What is asked => Identify all lines below that hold "ròng" and collect them.

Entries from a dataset
=====
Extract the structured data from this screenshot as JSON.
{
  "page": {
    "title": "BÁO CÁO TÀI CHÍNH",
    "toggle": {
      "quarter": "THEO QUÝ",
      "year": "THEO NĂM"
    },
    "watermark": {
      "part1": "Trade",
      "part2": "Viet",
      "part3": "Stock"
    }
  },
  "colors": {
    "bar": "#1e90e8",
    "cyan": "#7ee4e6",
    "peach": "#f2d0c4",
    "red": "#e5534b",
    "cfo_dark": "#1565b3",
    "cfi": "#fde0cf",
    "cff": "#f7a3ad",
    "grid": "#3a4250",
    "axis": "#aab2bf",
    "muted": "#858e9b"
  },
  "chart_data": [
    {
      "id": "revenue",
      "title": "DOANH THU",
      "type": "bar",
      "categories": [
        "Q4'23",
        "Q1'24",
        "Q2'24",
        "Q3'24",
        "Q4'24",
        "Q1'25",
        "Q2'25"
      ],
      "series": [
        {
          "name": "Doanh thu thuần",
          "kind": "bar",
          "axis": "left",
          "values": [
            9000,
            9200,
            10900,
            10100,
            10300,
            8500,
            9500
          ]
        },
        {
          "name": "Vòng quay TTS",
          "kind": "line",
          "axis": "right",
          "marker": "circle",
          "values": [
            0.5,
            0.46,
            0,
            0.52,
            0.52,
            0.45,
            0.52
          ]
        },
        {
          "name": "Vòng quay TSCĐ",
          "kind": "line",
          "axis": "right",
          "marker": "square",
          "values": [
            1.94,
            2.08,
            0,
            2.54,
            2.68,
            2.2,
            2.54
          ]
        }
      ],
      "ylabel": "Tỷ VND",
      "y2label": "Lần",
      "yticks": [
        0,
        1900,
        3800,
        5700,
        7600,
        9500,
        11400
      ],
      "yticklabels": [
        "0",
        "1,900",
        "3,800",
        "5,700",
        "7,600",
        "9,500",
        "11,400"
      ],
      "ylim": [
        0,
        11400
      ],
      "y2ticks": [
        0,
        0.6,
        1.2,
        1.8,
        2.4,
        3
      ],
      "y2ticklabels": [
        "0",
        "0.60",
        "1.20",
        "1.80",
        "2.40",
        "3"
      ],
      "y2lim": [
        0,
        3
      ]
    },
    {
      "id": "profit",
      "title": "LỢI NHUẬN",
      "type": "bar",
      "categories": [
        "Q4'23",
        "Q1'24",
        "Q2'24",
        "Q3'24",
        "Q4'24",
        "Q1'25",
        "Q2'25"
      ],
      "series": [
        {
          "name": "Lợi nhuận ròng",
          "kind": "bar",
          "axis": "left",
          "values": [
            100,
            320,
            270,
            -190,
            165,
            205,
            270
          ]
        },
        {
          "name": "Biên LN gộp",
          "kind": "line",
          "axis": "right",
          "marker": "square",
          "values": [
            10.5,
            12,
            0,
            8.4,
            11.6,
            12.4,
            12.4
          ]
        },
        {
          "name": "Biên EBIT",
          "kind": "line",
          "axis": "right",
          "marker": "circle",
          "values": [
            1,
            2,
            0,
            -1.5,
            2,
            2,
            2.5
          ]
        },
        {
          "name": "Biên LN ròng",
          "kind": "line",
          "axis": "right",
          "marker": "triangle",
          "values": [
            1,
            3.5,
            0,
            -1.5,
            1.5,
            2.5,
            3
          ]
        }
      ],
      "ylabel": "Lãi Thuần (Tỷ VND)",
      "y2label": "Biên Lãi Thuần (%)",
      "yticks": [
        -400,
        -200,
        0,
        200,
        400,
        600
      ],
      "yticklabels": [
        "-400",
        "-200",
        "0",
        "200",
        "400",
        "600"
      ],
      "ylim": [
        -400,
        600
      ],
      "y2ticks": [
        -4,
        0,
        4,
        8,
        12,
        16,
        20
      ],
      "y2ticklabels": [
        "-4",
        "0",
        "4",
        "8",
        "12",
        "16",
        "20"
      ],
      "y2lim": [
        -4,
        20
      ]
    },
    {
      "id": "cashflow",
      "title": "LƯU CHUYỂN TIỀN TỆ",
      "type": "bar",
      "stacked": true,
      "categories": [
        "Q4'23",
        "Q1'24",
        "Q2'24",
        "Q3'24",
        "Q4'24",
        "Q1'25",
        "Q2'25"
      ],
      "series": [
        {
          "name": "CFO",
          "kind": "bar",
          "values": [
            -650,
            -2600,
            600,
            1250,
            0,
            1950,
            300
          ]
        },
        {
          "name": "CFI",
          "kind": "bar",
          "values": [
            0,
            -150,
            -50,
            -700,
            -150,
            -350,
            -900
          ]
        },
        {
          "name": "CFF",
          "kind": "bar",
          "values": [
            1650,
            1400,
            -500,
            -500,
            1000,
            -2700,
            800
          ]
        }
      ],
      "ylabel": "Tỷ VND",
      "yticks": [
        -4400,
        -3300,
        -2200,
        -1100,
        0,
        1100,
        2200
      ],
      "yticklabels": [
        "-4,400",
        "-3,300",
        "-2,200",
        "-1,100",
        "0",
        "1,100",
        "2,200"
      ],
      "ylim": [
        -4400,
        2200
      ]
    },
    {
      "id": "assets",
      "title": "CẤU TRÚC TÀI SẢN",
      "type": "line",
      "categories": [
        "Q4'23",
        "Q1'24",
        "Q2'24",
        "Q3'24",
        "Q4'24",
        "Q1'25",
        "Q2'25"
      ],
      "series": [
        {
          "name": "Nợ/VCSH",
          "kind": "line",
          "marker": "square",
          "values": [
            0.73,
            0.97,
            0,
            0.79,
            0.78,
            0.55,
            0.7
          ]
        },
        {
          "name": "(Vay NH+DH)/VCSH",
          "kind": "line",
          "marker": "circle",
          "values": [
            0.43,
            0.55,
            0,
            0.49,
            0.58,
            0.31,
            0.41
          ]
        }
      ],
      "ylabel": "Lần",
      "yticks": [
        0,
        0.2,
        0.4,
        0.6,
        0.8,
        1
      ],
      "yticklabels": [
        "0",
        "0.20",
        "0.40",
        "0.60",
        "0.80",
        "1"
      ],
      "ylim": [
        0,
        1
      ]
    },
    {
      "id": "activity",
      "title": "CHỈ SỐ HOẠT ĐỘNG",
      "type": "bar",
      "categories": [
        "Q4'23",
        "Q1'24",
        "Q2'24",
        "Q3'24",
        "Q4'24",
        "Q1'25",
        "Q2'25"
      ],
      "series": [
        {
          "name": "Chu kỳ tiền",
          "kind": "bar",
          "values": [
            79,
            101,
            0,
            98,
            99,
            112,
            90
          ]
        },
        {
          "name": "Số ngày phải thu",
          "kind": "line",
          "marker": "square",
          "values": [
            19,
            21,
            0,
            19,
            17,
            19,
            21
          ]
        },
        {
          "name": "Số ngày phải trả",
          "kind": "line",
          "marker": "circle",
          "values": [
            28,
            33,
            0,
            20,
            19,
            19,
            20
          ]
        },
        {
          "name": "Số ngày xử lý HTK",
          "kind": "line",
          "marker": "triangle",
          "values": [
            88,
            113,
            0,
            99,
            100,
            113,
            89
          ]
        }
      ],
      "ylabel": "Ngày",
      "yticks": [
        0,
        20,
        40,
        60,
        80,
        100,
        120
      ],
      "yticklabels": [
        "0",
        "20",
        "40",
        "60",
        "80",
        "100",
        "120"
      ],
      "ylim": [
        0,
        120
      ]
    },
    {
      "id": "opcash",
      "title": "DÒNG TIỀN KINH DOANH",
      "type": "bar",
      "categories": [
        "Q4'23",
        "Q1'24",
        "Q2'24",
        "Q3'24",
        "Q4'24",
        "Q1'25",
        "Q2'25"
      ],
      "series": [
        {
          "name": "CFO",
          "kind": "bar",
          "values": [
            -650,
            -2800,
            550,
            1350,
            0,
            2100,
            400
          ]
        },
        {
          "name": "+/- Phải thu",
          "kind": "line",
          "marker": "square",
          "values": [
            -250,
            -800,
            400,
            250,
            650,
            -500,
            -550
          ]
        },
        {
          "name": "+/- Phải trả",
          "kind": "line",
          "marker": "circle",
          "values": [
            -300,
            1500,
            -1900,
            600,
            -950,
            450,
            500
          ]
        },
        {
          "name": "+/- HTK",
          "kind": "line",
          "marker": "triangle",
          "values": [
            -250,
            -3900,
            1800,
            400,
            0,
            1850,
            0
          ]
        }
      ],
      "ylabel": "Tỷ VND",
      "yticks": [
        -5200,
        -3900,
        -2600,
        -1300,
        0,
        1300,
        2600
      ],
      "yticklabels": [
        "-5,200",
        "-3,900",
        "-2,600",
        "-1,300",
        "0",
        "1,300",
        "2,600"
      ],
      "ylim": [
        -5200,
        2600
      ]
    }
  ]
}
=====
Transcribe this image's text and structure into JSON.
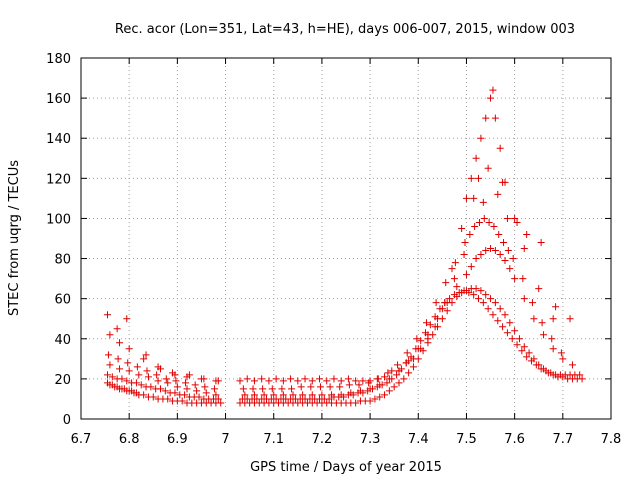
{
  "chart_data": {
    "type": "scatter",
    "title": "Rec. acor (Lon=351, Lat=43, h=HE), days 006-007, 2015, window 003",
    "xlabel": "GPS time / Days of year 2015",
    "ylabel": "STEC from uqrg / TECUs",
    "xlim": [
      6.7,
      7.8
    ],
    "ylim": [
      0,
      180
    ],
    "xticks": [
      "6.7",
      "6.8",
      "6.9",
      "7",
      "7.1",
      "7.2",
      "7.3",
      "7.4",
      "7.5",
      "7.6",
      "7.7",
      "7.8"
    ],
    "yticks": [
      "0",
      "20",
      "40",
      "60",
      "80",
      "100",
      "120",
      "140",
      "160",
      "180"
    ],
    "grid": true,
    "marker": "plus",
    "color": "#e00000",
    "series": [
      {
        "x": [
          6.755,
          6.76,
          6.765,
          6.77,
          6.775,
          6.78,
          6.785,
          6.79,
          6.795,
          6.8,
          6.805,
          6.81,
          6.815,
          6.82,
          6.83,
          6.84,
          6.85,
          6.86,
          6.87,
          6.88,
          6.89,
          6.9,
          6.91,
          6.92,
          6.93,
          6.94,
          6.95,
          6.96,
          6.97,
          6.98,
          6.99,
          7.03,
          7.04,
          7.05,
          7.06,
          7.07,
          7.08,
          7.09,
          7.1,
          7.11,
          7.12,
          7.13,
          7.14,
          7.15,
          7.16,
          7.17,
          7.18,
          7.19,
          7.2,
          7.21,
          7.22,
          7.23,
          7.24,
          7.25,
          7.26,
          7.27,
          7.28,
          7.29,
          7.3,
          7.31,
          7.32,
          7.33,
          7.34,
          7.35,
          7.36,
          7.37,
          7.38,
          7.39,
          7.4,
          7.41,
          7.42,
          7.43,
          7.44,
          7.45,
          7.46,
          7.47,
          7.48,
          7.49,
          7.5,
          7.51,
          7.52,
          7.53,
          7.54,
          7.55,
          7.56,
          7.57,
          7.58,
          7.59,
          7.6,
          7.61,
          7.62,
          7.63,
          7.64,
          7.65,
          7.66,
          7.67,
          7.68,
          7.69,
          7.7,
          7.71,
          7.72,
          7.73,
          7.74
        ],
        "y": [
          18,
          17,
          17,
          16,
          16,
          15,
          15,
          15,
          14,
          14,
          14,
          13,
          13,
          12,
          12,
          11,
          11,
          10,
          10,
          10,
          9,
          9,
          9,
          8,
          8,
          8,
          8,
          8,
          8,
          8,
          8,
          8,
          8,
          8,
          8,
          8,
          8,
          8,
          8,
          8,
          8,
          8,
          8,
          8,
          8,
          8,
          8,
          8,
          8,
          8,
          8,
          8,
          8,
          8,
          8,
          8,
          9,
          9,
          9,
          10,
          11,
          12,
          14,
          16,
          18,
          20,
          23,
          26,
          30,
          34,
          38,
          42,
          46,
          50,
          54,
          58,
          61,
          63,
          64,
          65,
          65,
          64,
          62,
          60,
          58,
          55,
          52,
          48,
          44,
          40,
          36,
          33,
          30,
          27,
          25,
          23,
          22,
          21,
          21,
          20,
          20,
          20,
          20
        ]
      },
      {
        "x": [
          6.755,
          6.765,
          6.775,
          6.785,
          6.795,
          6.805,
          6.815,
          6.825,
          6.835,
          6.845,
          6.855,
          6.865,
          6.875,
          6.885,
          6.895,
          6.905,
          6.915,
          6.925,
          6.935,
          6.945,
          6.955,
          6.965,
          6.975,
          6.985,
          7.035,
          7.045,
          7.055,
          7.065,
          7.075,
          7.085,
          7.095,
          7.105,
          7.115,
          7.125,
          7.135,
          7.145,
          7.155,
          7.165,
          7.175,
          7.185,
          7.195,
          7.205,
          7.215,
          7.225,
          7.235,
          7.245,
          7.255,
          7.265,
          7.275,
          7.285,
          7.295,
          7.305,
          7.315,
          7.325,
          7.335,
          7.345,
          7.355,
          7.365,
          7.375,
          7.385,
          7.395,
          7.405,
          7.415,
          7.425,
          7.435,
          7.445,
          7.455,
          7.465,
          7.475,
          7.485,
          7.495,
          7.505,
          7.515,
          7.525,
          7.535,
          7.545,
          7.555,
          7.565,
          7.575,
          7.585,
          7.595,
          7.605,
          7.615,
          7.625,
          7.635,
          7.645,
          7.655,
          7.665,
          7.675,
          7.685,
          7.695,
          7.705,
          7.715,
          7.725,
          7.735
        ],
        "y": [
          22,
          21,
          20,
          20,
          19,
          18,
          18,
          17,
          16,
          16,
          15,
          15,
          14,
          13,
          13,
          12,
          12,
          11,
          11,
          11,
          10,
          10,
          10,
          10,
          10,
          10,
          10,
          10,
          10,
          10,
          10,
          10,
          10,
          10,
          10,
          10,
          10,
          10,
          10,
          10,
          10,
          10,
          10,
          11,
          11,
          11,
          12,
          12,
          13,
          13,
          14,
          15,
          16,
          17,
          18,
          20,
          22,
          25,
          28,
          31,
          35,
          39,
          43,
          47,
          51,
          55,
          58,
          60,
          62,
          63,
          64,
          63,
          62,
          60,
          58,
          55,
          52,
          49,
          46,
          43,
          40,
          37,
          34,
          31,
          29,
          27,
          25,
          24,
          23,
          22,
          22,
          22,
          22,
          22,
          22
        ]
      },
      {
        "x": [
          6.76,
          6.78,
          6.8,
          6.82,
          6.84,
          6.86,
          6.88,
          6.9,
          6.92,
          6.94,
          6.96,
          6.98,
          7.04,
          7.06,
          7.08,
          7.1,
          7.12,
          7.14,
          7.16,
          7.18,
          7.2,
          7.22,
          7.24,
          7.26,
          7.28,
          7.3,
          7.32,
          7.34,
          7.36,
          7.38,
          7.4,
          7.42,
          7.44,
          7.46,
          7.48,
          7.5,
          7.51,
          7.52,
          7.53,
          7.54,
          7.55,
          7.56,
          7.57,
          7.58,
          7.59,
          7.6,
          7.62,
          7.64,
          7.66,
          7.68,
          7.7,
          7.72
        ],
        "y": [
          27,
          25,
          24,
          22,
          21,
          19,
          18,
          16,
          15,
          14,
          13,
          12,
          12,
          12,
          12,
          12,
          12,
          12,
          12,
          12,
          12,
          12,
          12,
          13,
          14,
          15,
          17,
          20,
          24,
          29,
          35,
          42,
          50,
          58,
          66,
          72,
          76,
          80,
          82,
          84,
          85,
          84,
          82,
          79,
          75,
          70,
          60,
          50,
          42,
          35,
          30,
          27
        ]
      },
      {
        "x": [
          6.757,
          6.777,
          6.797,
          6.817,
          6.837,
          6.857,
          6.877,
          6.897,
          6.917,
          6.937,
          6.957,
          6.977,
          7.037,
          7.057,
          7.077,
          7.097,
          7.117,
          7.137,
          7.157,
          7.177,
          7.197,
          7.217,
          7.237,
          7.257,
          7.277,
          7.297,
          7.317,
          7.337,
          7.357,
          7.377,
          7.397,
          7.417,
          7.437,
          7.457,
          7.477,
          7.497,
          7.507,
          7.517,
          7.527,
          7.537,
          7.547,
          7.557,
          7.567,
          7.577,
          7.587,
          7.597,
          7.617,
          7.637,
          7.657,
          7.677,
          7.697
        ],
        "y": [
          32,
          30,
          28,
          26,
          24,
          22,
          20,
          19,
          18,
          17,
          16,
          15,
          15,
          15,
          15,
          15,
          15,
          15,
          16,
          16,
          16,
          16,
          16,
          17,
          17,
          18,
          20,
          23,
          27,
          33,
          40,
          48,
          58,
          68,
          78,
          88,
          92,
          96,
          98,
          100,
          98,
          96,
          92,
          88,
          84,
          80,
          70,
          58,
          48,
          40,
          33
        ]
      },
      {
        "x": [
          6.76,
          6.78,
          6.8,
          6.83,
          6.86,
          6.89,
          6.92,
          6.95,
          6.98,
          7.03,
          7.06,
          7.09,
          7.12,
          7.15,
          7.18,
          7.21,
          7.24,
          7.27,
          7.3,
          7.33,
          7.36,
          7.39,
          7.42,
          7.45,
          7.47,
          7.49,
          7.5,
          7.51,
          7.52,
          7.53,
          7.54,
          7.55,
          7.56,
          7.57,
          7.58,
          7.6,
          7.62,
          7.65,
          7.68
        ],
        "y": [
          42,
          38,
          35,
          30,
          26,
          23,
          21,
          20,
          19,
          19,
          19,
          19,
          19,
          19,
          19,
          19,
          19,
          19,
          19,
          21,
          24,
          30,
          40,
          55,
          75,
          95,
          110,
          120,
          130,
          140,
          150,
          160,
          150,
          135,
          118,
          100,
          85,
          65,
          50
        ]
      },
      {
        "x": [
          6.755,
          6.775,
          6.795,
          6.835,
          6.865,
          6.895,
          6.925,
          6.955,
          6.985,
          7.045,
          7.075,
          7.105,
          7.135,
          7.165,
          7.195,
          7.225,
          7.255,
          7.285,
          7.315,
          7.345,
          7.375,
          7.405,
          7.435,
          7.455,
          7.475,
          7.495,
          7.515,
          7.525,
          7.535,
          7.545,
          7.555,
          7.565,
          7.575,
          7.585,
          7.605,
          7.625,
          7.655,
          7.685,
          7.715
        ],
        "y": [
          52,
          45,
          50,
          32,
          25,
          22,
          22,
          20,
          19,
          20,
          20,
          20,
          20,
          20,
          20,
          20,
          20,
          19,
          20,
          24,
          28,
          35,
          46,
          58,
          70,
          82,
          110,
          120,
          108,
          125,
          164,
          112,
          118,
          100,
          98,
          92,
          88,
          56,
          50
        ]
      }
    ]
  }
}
=====
Response to the task =>
          "name": "Lợi nhuận ròng",
          "name": "Biên LN ròng",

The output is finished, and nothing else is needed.